(Saved entries)
====
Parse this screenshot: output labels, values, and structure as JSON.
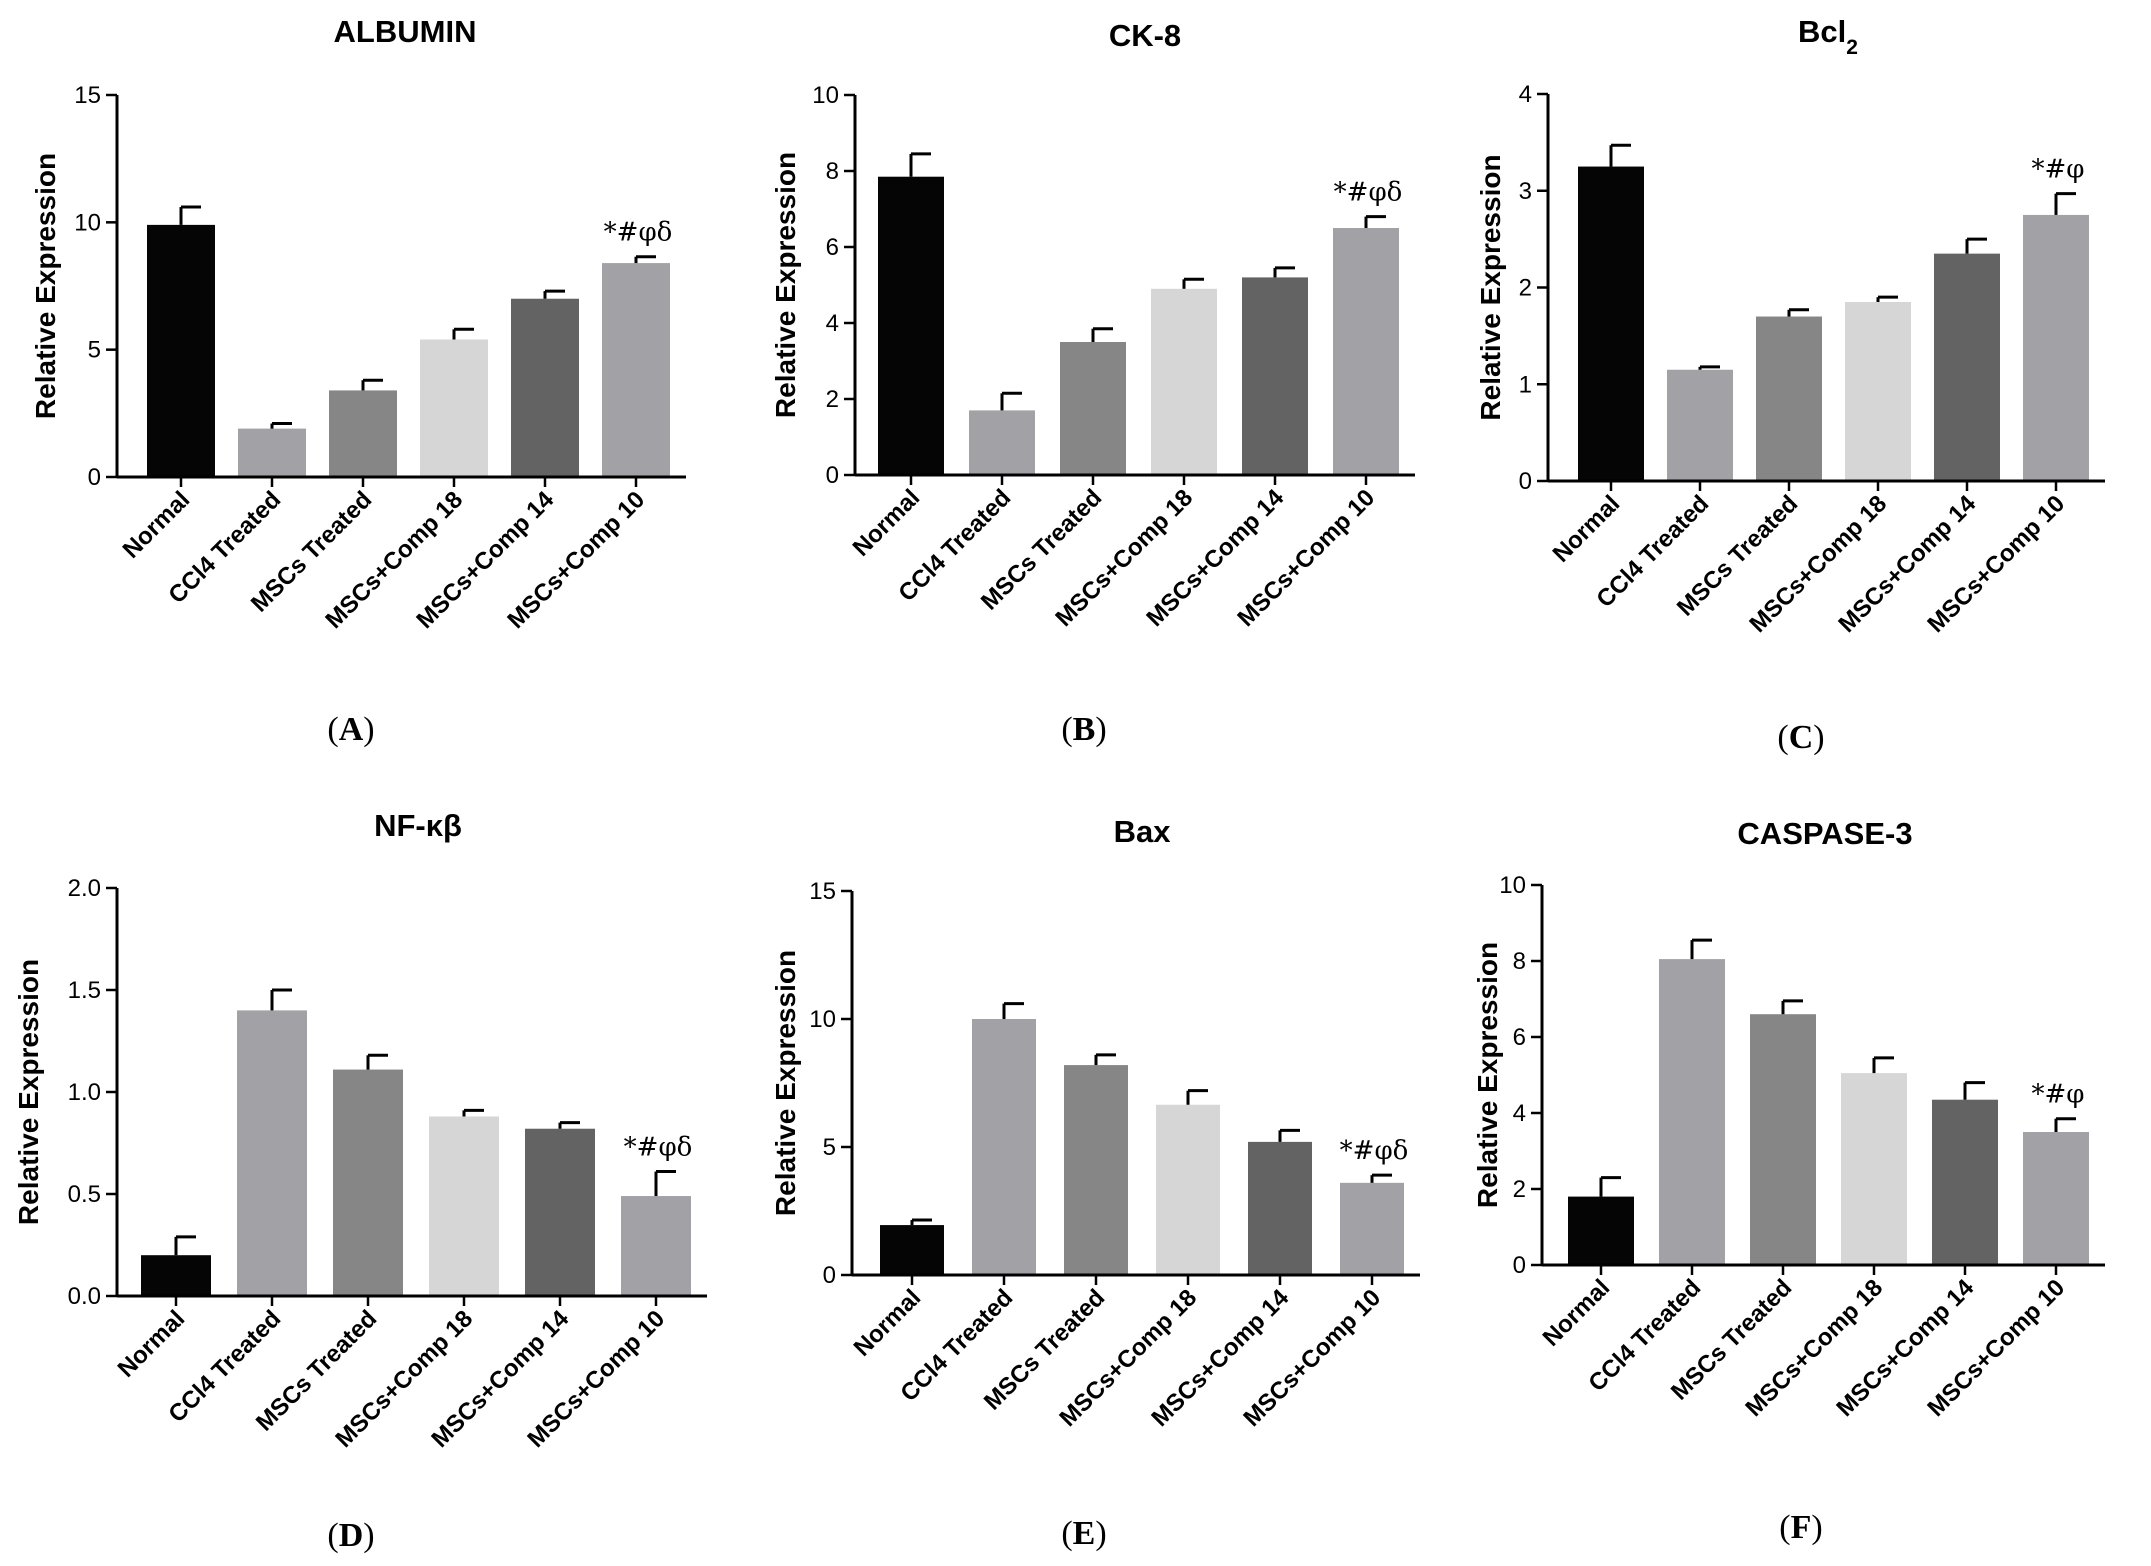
{
  "colors": {
    "Normal": "#050505",
    "CCl4 Treated": "#a2a2a6",
    "MSCs Treated": "#868686",
    "MSCs+Comp 18": "#d6d6d6",
    "MSCs+Comp 14": "#636363",
    "MSCs+Comp 10": "#a2a2a6",
    "axis": "#000000"
  },
  "chart_data": [
    {
      "panel": "A",
      "type": "bar",
      "title": "ALBUMIN",
      "ylabel": "Relative Expression",
      "xlabel": "",
      "ylim": [
        0,
        15
      ],
      "yticks": [
        "0",
        "5",
        "10",
        "15"
      ],
      "categories": [
        "Normal",
        "CCl4 Treated",
        "MSCs Treated",
        "MSCs+Comp 18",
        "MSCs+Comp 14",
        "MSCs+Comp 10"
      ],
      "values": [
        9.9,
        1.9,
        3.4,
        5.4,
        7.0,
        8.4
      ],
      "errors": [
        0.7,
        0.2,
        0.4,
        0.4,
        0.3,
        0.25
      ],
      "annotation": {
        "category": "MSCs+Comp 10",
        "text": "*#φδ"
      }
    },
    {
      "panel": "B",
      "type": "bar",
      "title": "CK-8",
      "ylabel": "Relative Expression",
      "xlabel": "",
      "ylim": [
        0,
        10
      ],
      "yticks": [
        "0",
        "2",
        "4",
        "6",
        "8",
        "10"
      ],
      "categories": [
        "Normal",
        "CCl4 Treated",
        "MSCs Treated",
        "MSCs+Comp 18",
        "MSCs+Comp 14",
        "MSCs+Comp 10"
      ],
      "values": [
        7.85,
        1.7,
        3.5,
        4.9,
        5.2,
        6.5
      ],
      "errors": [
        0.6,
        0.45,
        0.35,
        0.25,
        0.25,
        0.3
      ],
      "annotation": {
        "category": "MSCs+Comp 10",
        "text": "*#φδ"
      }
    },
    {
      "panel": "C",
      "type": "bar",
      "title": "Bcl",
      "title_subscript": "2",
      "ylabel": "Relative Expression",
      "xlabel": "",
      "ylim": [
        0,
        4
      ],
      "yticks": [
        "0",
        "1",
        "2",
        "3",
        "4"
      ],
      "categories": [
        "Normal",
        "CCl4 Treated",
        "MSCs Treated",
        "MSCs+Comp 18",
        "MSCs+Comp 14",
        "MSCs+Comp 10"
      ],
      "values": [
        3.25,
        1.15,
        1.7,
        1.85,
        2.35,
        2.75
      ],
      "errors": [
        0.22,
        0.03,
        0.07,
        0.05,
        0.15,
        0.22
      ],
      "annotation": {
        "category": "MSCs+Comp 10",
        "text": "*#φ"
      }
    },
    {
      "panel": "D",
      "type": "bar",
      "title": "NF-κβ",
      "ylabel": "Relative Expression",
      "xlabel": "",
      "ylim": [
        0,
        2.0
      ],
      "yticks": [
        "0.0",
        "0.5",
        "1.0",
        "1.5",
        "2.0"
      ],
      "categories": [
        "Normal",
        "CCl4 Treated",
        "MSCs Treated",
        "MSCs+Comp 18",
        "MSCs+Comp 14",
        "MSCs+Comp 10"
      ],
      "values": [
        0.2,
        1.4,
        1.11,
        0.88,
        0.82,
        0.49
      ],
      "errors": [
        0.09,
        0.1,
        0.07,
        0.03,
        0.03,
        0.12
      ],
      "annotation": {
        "category": "MSCs+Comp 10",
        "text": "*#φδ"
      }
    },
    {
      "panel": "E",
      "type": "bar",
      "title": "Bax",
      "ylabel": "Relative Expression",
      "xlabel": "",
      "ylim": [
        0,
        15
      ],
      "yticks": [
        "0",
        "5",
        "10",
        "15"
      ],
      "categories": [
        "Normal",
        "CCl4 Treated",
        "MSCs Treated",
        "MSCs+Comp 18",
        "MSCs+Comp 14",
        "MSCs+Comp 10"
      ],
      "values": [
        1.95,
        10.0,
        8.2,
        6.65,
        5.2,
        3.6
      ],
      "errors": [
        0.2,
        0.6,
        0.4,
        0.55,
        0.45,
        0.3
      ],
      "annotation": {
        "category": "MSCs+Comp 10",
        "text": "*#φδ"
      }
    },
    {
      "panel": "F",
      "type": "bar",
      "title": "CASPASE-3",
      "ylabel": "Relative Expression",
      "xlabel": "",
      "ylim": [
        0,
        10
      ],
      "yticks": [
        "0",
        "2",
        "4",
        "6",
        "8",
        "10"
      ],
      "categories": [
        "Normal",
        "CCl4 Treated",
        "MSCs Treated",
        "MSCs+Comp 18",
        "MSCs+Comp 14",
        "MSCs+Comp 10"
      ],
      "values": [
        1.8,
        8.05,
        6.6,
        5.05,
        4.35,
        3.5
      ],
      "errors": [
        0.5,
        0.5,
        0.35,
        0.4,
        0.45,
        0.35
      ],
      "annotation": {
        "category": "MSCs+Comp 10",
        "text": "*#φ"
      }
    }
  ]
}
====
### Stated exercise
Make a verbatim copy of all the entries and strip out the pictures.

### Expected answer
Parse this screenshot: output labels, values, and structure as JSON.
{
  "colors": {
    "Normal": "#050505",
    "CCl4 Treated": "#a2a2a6",
    "MSCs Treated": "#868686",
    "MSCs+Comp 18": "#d6d6d6",
    "MSCs+Comp 14": "#636363",
    "MSCs+Comp 10": "#a2a2a6",
    "axis": "#000000"
  },
  "chart_data": [
    {
      "panel": "A",
      "type": "bar",
      "title": "ALBUMIN",
      "ylabel": "Relative Expression",
      "xlabel": "",
      "ylim": [
        0,
        15
      ],
      "yticks": [
        "0",
        "5",
        "10",
        "15"
      ],
      "categories": [
        "Normal",
        "CCl4 Treated",
        "MSCs Treated",
        "MSCs+Comp 18",
        "MSCs+Comp 14",
        "MSCs+Comp 10"
      ],
      "values": [
        9.9,
        1.9,
        3.4,
        5.4,
        7.0,
        8.4
      ],
      "errors": [
        0.7,
        0.2,
        0.4,
        0.4,
        0.3,
        0.25
      ],
      "annotation": {
        "category": "MSCs+Comp 10",
        "text": "*#φδ"
      }
    },
    {
      "panel": "B",
      "type": "bar",
      "title": "CK-8",
      "ylabel": "Relative Expression",
      "xlabel": "",
      "ylim": [
        0,
        10
      ],
      "yticks": [
        "0",
        "2",
        "4",
        "6",
        "8",
        "10"
      ],
      "categories": [
        "Normal",
        "CCl4 Treated",
        "MSCs Treated",
        "MSCs+Comp 18",
        "MSCs+Comp 14",
        "MSCs+Comp 10"
      ],
      "values": [
        7.85,
        1.7,
        3.5,
        4.9,
        5.2,
        6.5
      ],
      "errors": [
        0.6,
        0.45,
        0.35,
        0.25,
        0.25,
        0.3
      ],
      "annotation": {
        "category": "MSCs+Comp 10",
        "text": "*#φδ"
      }
    },
    {
      "panel": "C",
      "type": "bar",
      "title": "Bcl",
      "title_subscript": "2",
      "ylabel": "Relative Expression",
      "xlabel": "",
      "ylim": [
        0,
        4
      ],
      "yticks": [
        "0",
        "1",
        "2",
        "3",
        "4"
      ],
      "categories": [
        "Normal",
        "CCl4 Treated",
        "MSCs Treated",
        "MSCs+Comp 18",
        "MSCs+Comp 14",
        "MSCs+Comp 10"
      ],
      "values": [
        3.25,
        1.15,
        1.7,
        1.85,
        2.35,
        2.75
      ],
      "errors": [
        0.22,
        0.03,
        0.07,
        0.05,
        0.15,
        0.22
      ],
      "annotation": {
        "category": "MSCs+Comp 10",
        "text": "*#φ"
      }
    },
    {
      "panel": "D",
      "type": "bar",
      "title": "NF-κβ",
      "ylabel": "Relative Expression",
      "xlabel": "",
      "ylim": [
        0,
        2.0
      ],
      "yticks": [
        "0.0",
        "0.5",
        "1.0",
        "1.5",
        "2.0"
      ],
      "categories": [
        "Normal",
        "CCl4 Treated",
        "MSCs Treated",
        "MSCs+Comp 18",
        "MSCs+Comp 14",
        "MSCs+Comp 10"
      ],
      "values": [
        0.2,
        1.4,
        1.11,
        0.88,
        0.82,
        0.49
      ],
      "errors": [
        0.09,
        0.1,
        0.07,
        0.03,
        0.03,
        0.12
      ],
      "annotation": {
        "category": "MSCs+Comp 10",
        "text": "*#φδ"
      }
    },
    {
      "panel": "E",
      "type": "bar",
      "title": "Bax",
      "ylabel": "Relative Expression",
      "xlabel": "",
      "ylim": [
        0,
        15
      ],
      "yticks": [
        "0",
        "5",
        "10",
        "15"
      ],
      "categories": [
        "Normal",
        "CCl4 Treated",
        "MSCs Treated",
        "MSCs+Comp 18",
        "MSCs+Comp 14",
        "MSCs+Comp 10"
      ],
      "values": [
        1.95,
        10.0,
        8.2,
        6.65,
        5.2,
        3.6
      ],
      "errors": [
        0.2,
        0.6,
        0.4,
        0.55,
        0.45,
        0.3
      ],
      "annotation": {
        "category": "MSCs+Comp 10",
        "text": "*#φδ"
      }
    },
    {
      "panel": "F",
      "type": "bar",
      "title": "CASPASE-3",
      "ylabel": "Relative Expression",
      "xlabel": "",
      "ylim": [
        0,
        10
      ],
      "yticks": [
        "0",
        "2",
        "4",
        "6",
        "8",
        "10"
      ],
      "categories": [
        "Normal",
        "CCl4 Treated",
        "MSCs Treated",
        "MSCs+Comp 18",
        "MSCs+Comp 14",
        "MSCs+Comp 10"
      ],
      "values": [
        1.8,
        8.05,
        6.6,
        5.05,
        4.35,
        3.5
      ],
      "errors": [
        0.5,
        0.5,
        0.35,
        0.4,
        0.45,
        0.35
      ],
      "annotation": {
        "category": "MSCs+Comp 10",
        "text": "*#φ"
      }
    }
  ]
}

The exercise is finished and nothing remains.